▶ Work to complete: All material below is to be reproduced exactly.

(Records about charts and figures)
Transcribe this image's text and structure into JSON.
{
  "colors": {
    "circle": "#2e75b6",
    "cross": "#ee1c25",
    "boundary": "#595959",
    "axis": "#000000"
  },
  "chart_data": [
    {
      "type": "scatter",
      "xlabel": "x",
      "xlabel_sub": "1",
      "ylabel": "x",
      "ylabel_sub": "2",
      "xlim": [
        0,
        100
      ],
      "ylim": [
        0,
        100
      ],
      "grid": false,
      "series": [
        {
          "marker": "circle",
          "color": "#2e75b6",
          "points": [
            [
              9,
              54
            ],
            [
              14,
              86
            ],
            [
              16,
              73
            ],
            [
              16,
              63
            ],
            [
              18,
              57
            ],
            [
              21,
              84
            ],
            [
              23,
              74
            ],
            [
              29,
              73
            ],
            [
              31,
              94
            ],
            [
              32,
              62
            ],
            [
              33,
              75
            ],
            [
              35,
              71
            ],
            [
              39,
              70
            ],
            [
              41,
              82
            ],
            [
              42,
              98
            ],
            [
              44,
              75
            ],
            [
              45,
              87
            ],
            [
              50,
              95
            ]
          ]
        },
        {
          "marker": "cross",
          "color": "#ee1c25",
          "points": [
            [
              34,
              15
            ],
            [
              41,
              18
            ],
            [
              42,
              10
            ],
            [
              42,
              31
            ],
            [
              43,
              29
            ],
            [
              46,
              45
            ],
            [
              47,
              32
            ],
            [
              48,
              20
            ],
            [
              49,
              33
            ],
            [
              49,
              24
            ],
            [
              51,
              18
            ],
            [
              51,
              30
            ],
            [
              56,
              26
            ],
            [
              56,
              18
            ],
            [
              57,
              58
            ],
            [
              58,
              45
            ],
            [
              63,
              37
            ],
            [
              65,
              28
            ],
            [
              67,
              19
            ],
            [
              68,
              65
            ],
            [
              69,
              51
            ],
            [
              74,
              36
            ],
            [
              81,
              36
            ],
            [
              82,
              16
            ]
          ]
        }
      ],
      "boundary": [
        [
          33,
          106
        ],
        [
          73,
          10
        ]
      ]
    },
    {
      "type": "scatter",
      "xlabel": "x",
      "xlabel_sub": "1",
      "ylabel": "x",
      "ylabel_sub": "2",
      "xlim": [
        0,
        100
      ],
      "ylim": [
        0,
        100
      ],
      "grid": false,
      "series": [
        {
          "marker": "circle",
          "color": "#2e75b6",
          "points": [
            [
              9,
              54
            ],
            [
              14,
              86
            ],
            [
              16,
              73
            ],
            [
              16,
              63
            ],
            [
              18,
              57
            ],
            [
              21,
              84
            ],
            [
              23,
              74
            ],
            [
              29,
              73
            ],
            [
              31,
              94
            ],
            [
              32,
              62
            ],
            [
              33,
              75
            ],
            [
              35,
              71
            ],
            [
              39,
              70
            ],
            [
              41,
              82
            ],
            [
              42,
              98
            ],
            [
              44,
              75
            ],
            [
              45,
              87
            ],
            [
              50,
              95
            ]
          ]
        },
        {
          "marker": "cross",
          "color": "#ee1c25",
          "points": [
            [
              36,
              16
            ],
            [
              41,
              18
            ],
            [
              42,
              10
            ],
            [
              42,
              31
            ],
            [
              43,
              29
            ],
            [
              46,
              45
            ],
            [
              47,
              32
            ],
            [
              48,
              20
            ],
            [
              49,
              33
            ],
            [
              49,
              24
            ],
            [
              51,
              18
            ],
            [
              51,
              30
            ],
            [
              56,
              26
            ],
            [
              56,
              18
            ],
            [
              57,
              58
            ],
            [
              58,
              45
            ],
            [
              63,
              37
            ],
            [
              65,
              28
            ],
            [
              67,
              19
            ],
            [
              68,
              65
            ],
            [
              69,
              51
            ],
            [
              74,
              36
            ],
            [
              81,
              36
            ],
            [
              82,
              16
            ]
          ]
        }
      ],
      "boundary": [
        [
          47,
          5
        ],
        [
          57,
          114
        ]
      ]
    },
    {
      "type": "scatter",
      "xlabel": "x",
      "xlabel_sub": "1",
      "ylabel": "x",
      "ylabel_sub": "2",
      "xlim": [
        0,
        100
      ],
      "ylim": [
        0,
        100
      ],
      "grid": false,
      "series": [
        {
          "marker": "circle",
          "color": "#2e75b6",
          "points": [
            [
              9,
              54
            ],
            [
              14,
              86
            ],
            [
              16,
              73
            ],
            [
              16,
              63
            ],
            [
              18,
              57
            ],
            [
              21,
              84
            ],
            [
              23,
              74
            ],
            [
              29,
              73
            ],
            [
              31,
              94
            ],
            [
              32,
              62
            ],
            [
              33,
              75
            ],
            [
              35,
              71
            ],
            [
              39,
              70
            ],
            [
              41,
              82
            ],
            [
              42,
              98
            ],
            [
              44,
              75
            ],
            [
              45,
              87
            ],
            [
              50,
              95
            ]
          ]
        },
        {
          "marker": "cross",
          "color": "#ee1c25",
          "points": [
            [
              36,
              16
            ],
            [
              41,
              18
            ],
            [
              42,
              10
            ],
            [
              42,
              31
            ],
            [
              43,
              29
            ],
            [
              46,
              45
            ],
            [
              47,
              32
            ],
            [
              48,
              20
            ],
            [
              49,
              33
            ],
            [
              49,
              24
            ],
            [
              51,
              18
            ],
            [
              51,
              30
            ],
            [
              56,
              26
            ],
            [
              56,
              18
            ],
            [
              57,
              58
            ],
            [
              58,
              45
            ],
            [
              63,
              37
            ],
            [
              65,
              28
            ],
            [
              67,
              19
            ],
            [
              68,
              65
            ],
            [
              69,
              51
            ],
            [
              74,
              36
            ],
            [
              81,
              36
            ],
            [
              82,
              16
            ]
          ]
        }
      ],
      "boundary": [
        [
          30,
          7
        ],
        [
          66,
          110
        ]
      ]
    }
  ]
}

▶ Complete response:
Transcribe this image's text and structure into JSON.
{
  "colors": {
    "circle": "#2e75b6",
    "cross": "#ee1c25",
    "boundary": "#595959",
    "axis": "#000000"
  },
  "chart_data": [
    {
      "type": "scatter",
      "xlabel": "x",
      "xlabel_sub": "1",
      "ylabel": "x",
      "ylabel_sub": "2",
      "xlim": [
        0,
        100
      ],
      "ylim": [
        0,
        100
      ],
      "grid": false,
      "series": [
        {
          "marker": "circle",
          "color": "#2e75b6",
          "points": [
            [
              9,
              54
            ],
            [
              14,
              86
            ],
            [
              16,
              73
            ],
            [
              16,
              63
            ],
            [
              18,
              57
            ],
            [
              21,
              84
            ],
            [
              23,
              74
            ],
            [
              29,
              73
            ],
            [
              31,
              94
            ],
            [
              32,
              62
            ],
            [
              33,
              75
            ],
            [
              35,
              71
            ],
            [
              39,
              70
            ],
            [
              41,
              82
            ],
            [
              42,
              98
            ],
            [
              44,
              75
            ],
            [
              45,
              87
            ],
            [
              50,
              95
            ]
          ]
        },
        {
          "marker": "cross",
          "color": "#ee1c25",
          "points": [
            [
              34,
              15
            ],
            [
              41,
              18
            ],
            [
              42,
              10
            ],
            [
              42,
              31
            ],
            [
              43,
              29
            ],
            [
              46,
              45
            ],
            [
              47,
              32
            ],
            [
              48,
              20
            ],
            [
              49,
              33
            ],
            [
              49,
              24
            ],
            [
              51,
              18
            ],
            [
              51,
              30
            ],
            [
              56,
              26
            ],
            [
              56,
              18
            ],
            [
              57,
              58
            ],
            [
              58,
              45
            ],
            [
              63,
              37
            ],
            [
              65,
              28
            ],
            [
              67,
              19
            ],
            [
              68,
              65
            ],
            [
              69,
              51
            ],
            [
              74,
              36
            ],
            [
              81,
              36
            ],
            [
              82,
              16
            ]
          ]
        }
      ],
      "boundary": [
        [
          33,
          106
        ],
        [
          73,
          10
        ]
      ]
    },
    {
      "type": "scatter",
      "xlabel": "x",
      "xlabel_sub": "1",
      "ylabel": "x",
      "ylabel_sub": "2",
      "xlim": [
        0,
        100
      ],
      "ylim": [
        0,
        100
      ],
      "grid": false,
      "series": [
        {
          "marker": "circle",
          "color": "#2e75b6",
          "points": [
            [
              9,
              54
            ],
            [
              14,
              86
            ],
            [
              16,
              73
            ],
            [
              16,
              63
            ],
            [
              18,
              57
            ],
            [
              21,
              84
            ],
            [
              23,
              74
            ],
            [
              29,
              73
            ],
            [
              31,
              94
            ],
            [
              32,
              62
            ],
            [
              33,
              75
            ],
            [
              35,
              71
            ],
            [
              39,
              70
            ],
            [
              41,
              82
            ],
            [
              42,
              98
            ],
            [
              44,
              75
            ],
            [
              45,
              87
            ],
            [
              50,
              95
            ]
          ]
        },
        {
          "marker": "cross",
          "color": "#ee1c25",
          "points": [
            [
              36,
              16
            ],
            [
              41,
              18
            ],
            [
              42,
              10
            ],
            [
              42,
              31
            ],
            [
              43,
              29
            ],
            [
              46,
              45
            ],
            [
              47,
              32
            ],
            [
              48,
              20
            ],
            [
              49,
              33
            ],
            [
              49,
              24
            ],
            [
              51,
              18
            ],
            [
              51,
              30
            ],
            [
              56,
              26
            ],
            [
              56,
              18
            ],
            [
              57,
              58
            ],
            [
              58,
              45
            ],
            [
              63,
              37
            ],
            [
              65,
              28
            ],
            [
              67,
              19
            ],
            [
              68,
              65
            ],
            [
              69,
              51
            ],
            [
              74,
              36
            ],
            [
              81,
              36
            ],
            [
              82,
              16
            ]
          ]
        }
      ],
      "boundary": [
        [
          47,
          5
        ],
        [
          57,
          114
        ]
      ]
    },
    {
      "type": "scatter",
      "xlabel": "x",
      "xlabel_sub": "1",
      "ylabel": "x",
      "ylabel_sub": "2",
      "xlim": [
        0,
        100
      ],
      "ylim": [
        0,
        100
      ],
      "grid": false,
      "series": [
        {
          "marker": "circle",
          "color": "#2e75b6",
          "points": [
            [
              9,
              54
            ],
            [
              14,
              86
            ],
            [
              16,
              73
            ],
            [
              16,
              63
            ],
            [
              18,
              57
            ],
            [
              21,
              84
            ],
            [
              23,
              74
            ],
            [
              29,
              73
            ],
            [
              31,
              94
            ],
            [
              32,
              62
            ],
            [
              33,
              75
            ],
            [
              35,
              71
            ],
            [
              39,
              70
            ],
            [
              41,
              82
            ],
            [
              42,
              98
            ],
            [
              44,
              75
            ],
            [
              45,
              87
            ],
            [
              50,
              95
            ]
          ]
        },
        {
          "marker": "cross",
          "color": "#ee1c25",
          "points": [
            [
              36,
              16
            ],
            [
              41,
              18
            ],
            [
              42,
              10
            ],
            [
              42,
              31
            ],
            [
              43,
              29
            ],
            [
              46,
              45
            ],
            [
              47,
              32
            ],
            [
              48,
              20
            ],
            [
              49,
              33
            ],
            [
              49,
              24
            ],
            [
              51,
              18
            ],
            [
              51,
              30
            ],
            [
              56,
              26
            ],
            [
              56,
              18
            ],
            [
              57,
              58
            ],
            [
              58,
              45
            ],
            [
              63,
              37
            ],
            [
              65,
              28
            ],
            [
              67,
              19
            ],
            [
              68,
              65
            ],
            [
              69,
              51
            ],
            [
              74,
              36
            ],
            [
              81,
              36
            ],
            [
              82,
              16
            ]
          ]
        }
      ],
      "boundary": [
        [
          30,
          7
        ],
        [
          66,
          110
        ]
      ]
    }
  ]
}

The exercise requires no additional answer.